● CHALLENGE
Where a line of the listing below includes the word "Guitar", reproduce that line.
· · · ·
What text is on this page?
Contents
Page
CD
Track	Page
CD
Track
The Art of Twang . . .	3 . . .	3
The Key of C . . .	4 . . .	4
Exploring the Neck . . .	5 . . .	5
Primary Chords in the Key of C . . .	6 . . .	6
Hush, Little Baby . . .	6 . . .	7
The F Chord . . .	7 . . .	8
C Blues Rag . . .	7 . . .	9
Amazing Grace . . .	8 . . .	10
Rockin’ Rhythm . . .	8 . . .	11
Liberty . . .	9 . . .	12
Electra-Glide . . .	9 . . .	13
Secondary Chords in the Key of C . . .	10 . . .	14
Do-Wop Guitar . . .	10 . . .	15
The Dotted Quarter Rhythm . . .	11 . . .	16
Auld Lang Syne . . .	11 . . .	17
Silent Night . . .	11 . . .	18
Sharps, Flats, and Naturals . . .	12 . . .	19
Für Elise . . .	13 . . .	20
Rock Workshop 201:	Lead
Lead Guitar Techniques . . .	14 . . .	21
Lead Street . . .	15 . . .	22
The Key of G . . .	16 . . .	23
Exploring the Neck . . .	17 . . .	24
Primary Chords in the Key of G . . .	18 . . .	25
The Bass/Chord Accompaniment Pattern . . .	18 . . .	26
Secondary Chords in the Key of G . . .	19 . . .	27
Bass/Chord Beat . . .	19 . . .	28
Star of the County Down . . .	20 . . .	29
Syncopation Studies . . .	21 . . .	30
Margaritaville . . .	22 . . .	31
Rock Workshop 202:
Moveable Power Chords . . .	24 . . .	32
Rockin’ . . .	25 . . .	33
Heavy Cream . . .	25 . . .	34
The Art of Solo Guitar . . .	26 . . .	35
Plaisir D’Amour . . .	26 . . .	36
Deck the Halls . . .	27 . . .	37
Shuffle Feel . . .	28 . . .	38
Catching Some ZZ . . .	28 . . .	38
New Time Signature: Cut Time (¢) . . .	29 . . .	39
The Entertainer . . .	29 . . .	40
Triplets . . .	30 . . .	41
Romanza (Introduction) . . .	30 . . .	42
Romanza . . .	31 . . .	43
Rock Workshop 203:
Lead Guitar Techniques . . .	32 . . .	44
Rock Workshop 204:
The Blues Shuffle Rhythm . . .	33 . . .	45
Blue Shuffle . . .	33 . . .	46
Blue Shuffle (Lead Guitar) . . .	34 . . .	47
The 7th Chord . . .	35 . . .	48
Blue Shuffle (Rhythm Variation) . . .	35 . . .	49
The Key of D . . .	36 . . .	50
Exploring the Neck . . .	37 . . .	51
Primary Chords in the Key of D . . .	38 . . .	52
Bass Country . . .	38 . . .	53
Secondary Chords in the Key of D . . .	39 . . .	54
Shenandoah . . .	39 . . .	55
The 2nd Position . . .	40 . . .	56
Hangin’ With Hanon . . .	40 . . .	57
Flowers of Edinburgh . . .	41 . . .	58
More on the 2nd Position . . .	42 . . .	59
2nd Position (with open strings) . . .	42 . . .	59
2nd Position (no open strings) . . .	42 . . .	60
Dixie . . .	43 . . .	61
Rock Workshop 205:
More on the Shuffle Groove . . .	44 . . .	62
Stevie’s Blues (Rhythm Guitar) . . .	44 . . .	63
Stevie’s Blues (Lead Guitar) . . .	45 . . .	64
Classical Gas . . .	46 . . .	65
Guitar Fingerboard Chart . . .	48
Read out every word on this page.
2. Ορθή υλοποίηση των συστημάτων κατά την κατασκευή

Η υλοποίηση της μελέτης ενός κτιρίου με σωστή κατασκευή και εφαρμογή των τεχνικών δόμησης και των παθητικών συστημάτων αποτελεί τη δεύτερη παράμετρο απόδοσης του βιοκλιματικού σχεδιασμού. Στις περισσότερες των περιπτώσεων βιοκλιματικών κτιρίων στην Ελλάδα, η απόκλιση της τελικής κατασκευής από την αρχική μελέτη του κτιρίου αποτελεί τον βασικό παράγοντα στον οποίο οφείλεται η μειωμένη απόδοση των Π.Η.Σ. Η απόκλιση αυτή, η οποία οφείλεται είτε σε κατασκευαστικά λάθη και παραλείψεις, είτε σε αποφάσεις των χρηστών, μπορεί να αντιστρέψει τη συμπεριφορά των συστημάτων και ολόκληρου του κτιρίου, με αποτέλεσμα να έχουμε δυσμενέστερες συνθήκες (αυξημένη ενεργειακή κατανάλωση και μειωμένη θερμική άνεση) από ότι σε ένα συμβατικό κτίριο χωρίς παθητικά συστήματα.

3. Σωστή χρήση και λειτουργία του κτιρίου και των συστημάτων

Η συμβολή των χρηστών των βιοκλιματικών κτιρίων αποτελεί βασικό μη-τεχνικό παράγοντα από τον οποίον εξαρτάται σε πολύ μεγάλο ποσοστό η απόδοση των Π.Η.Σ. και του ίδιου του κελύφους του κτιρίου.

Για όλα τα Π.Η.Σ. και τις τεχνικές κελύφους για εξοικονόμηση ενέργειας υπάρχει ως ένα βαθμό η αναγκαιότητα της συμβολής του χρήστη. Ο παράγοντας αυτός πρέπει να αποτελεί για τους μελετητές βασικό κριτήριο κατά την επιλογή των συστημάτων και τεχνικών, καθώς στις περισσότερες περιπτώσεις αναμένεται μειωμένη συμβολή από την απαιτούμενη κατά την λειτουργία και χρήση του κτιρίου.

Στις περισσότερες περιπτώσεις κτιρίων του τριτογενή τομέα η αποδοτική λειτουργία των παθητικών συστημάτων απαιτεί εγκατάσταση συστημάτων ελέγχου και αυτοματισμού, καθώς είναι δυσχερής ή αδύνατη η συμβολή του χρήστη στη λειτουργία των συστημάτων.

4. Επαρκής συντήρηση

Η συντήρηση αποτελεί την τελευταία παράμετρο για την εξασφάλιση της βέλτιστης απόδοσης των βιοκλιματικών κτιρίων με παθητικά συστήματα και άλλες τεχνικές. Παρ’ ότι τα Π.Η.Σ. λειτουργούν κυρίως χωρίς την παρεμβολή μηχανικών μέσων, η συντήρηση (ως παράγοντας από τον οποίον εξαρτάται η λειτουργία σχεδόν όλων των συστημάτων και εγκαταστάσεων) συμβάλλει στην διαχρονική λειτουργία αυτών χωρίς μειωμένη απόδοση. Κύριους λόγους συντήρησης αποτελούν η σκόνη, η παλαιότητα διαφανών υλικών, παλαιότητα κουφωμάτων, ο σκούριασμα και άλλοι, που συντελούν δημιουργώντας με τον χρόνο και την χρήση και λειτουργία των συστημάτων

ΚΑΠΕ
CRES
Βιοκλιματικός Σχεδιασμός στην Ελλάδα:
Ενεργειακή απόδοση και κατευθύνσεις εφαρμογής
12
· · · ·
● FULL RESPONSE
Do-Wop Guitar . . .	10 . . .	15
Lead Guitar Techniques . . .	14 . . .	21
The Art of Solo Guitar . . .	26 . . .	35
Lead Guitar Techniques . . .	32 . . .	44
Blue Shuffle (Lead Guitar) . . .	34 . . .	47
Stevie’s Blues (Rhythm Guitar) . . .	44 . . .	63
Stevie’s Blues (Lead Guitar) . . .	45 . . .	64
Guitar Fingerboard Chart . . .	48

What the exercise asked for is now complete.